TASK DETAILS: Exactly reproduce the entries, dropping any pictures from your copy.

## Begin MATERIAL SHOWN

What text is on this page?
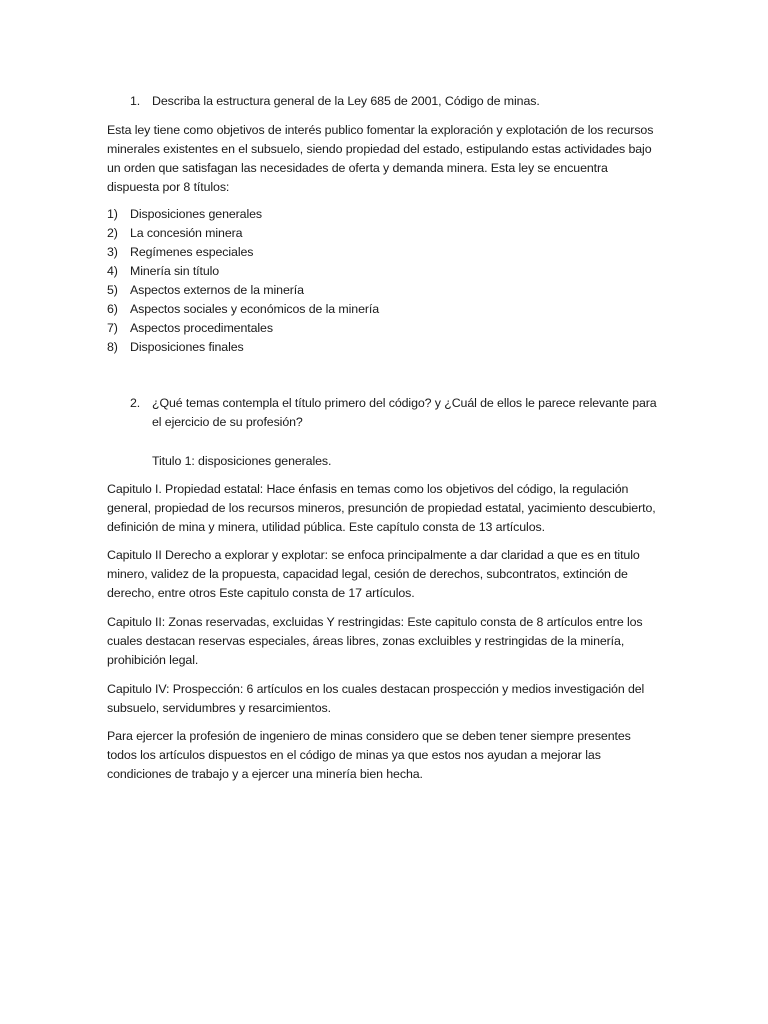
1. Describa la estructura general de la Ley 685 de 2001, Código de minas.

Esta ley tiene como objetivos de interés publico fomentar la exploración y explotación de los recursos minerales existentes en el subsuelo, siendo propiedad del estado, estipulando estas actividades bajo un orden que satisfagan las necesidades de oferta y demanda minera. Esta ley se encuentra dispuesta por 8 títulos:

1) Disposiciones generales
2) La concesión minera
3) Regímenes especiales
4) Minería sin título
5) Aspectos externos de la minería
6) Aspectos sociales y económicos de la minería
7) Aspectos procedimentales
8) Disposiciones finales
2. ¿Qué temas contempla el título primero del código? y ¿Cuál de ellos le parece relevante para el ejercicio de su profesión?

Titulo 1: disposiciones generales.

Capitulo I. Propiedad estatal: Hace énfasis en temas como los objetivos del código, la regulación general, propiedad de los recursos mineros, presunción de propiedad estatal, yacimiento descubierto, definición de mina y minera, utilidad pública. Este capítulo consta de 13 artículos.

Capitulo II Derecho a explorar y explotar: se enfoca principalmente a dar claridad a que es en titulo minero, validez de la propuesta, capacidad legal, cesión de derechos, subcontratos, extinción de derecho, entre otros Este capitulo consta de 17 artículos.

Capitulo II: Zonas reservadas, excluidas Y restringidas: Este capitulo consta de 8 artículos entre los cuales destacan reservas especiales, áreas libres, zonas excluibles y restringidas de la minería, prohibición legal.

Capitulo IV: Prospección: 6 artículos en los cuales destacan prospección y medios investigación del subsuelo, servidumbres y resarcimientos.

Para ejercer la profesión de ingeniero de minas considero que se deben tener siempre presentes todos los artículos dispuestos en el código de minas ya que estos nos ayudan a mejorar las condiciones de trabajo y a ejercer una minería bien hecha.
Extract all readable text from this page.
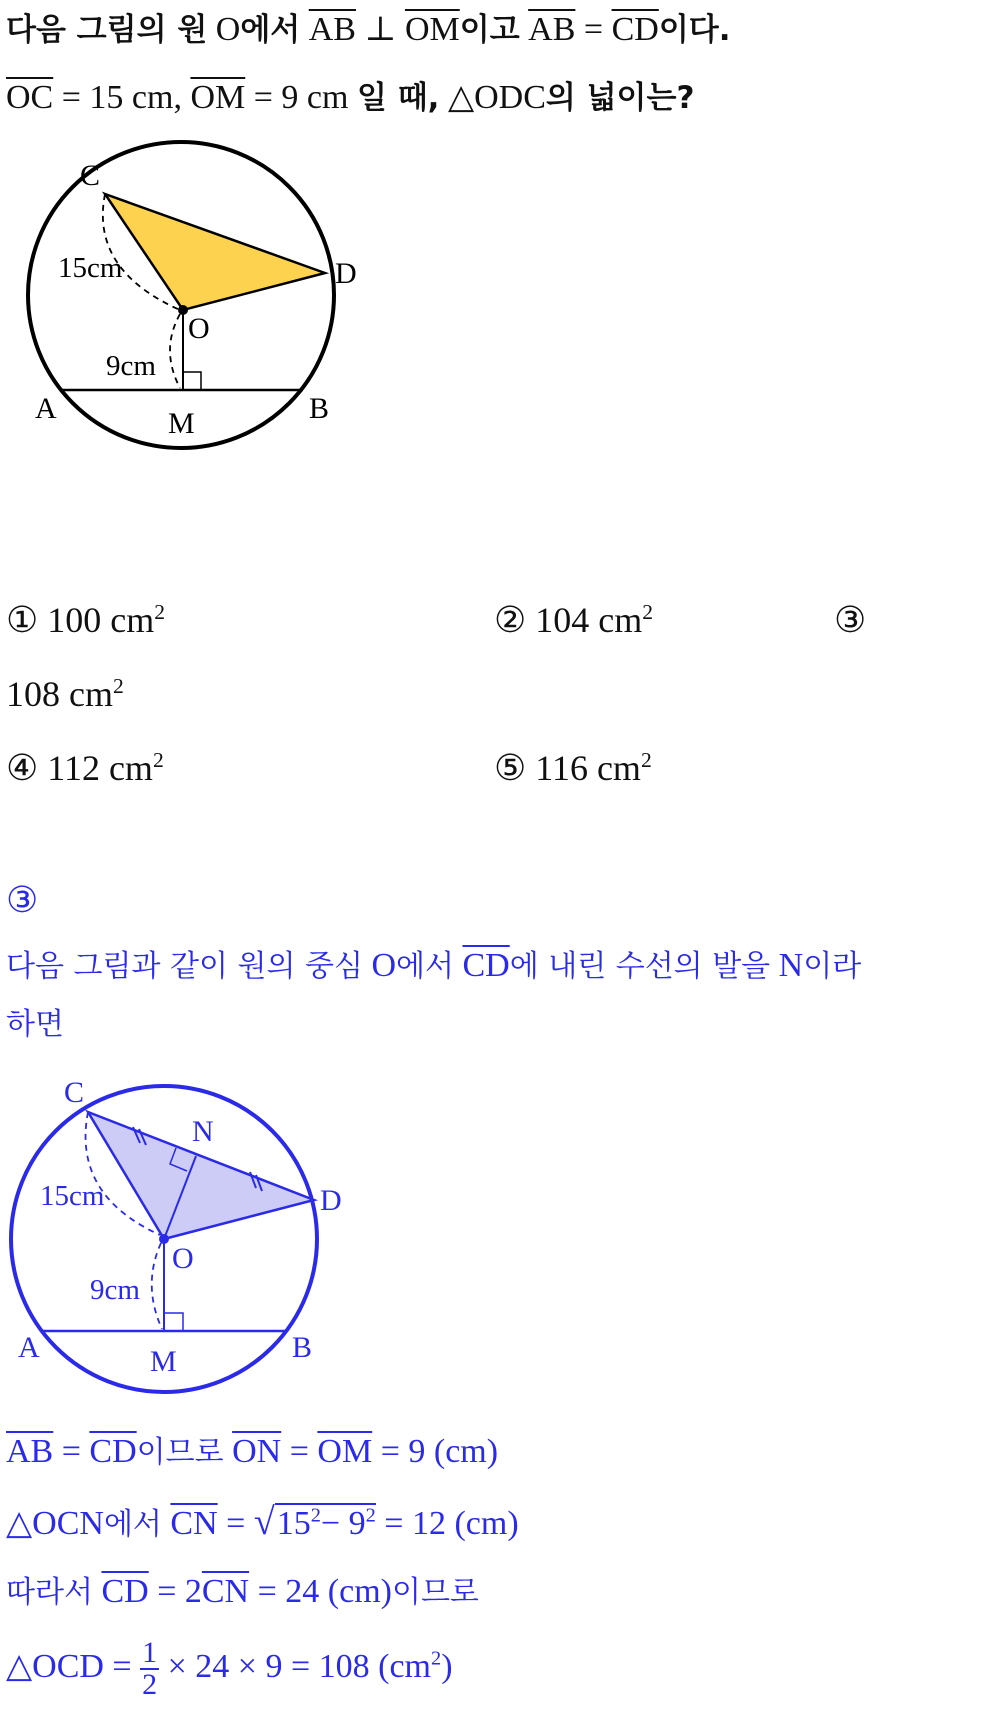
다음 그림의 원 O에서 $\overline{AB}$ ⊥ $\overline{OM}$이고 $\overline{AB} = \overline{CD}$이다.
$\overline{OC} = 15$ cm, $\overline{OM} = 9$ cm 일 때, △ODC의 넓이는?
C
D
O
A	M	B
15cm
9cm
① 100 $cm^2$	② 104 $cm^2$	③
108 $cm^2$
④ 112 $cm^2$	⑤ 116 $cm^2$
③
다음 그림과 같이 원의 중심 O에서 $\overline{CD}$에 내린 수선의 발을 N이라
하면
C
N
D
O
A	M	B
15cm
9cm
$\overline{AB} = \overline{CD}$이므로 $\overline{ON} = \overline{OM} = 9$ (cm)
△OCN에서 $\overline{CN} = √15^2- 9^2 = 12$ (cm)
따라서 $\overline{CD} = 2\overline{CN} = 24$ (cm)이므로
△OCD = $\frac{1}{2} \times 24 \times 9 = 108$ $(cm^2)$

## End MATERIAL SHOWN

EXPECTED ANSWER:
What text is on this page?
1. Describa la estructura general de la Ley 685 de 2001, Código de minas.

Esta ley tiene como objetivos de interés publico fomentar la exploración y explotación de los recursos minerales existentes en el subsuelo, siendo propiedad del estado, estipulando estas actividades bajo un orden que satisfagan las necesidades de oferta y demanda minera. Esta ley se encuentra dispuesta por 8 títulos:

1) Disposiciones generales
2) La concesión minera
3) Regímenes especiales
4) Minería sin título
5) Aspectos externos de la minería
6) Aspectos sociales y económicos de la minería
7) Aspectos procedimentales
8) Disposiciones finales
2. ¿Qué temas contempla el título primero del código? y ¿Cuál de ellos le parece relevante para el ejercicio de su profesión?

Titulo 1: disposiciones generales.

Capitulo I. Propiedad estatal: Hace énfasis en temas como los objetivos del código, la regulación general, propiedad de los recursos mineros, presunción de propiedad estatal, yacimiento descubierto, definición de mina y minera, utilidad pública. Este capítulo consta de 13 artículos.

Capitulo II Derecho a explorar y explotar: se enfoca principalmente a dar claridad a que es en titulo minero, validez de la propuesta, capacidad legal, cesión de derechos, subcontratos, extinción de derecho, entre otros Este capitulo consta de 17 artículos.

Capitulo II: Zonas reservadas, excluidas Y restringidas: Este capitulo consta de 8 artículos entre los cuales destacan reservas especiales, áreas libres, zonas excluibles y restringidas de la minería, prohibición legal.

Capitulo IV: Prospección: 6 artículos en los cuales destacan prospección y medios investigación del subsuelo, servidumbres y resarcimientos.

Para ejercer la profesión de ingeniero de minas considero que se deben tener siempre presentes todos los artículos dispuestos en el código de minas ya que estos nos ayudan a mejorar las condiciones de trabajo y a ejercer una minería bien hecha.
Extract all readable text from this page.
다음 그림의 원 O에서 $\overline{AB}$ ⊥ $\overline{OM}$이고 $\overline{AB} = \overline{CD}$이다.
$\overline{OC} = 15$ cm, $\overline{OM} = 9$ cm 일 때, △ODC의 넓이는?
C
D
O
A	M	B
15cm
9cm
① 100 $cm^2$	② 104 $cm^2$	③
108 $cm^2$
④ 112 $cm^2$	⑤ 116 $cm^2$
③
다음 그림과 같이 원의 중심 O에서 $\overline{CD}$에 내린 수선의 발을 N이라
하면
C
N
D
O
A	M	B
15cm
9cm
$\overline{AB} = \overline{CD}$이므로 $\overline{ON} = \overline{OM} = 9$ (cm)
△OCN에서 $\overline{CN} = √15^2- 9^2 = 12$ (cm)
따라서 $\overline{CD} = 2\overline{CN} = 24$ (cm)이므로
△OCD = $\frac{1}{2} \times 24 \times 9 = 108$ $(cm^2)$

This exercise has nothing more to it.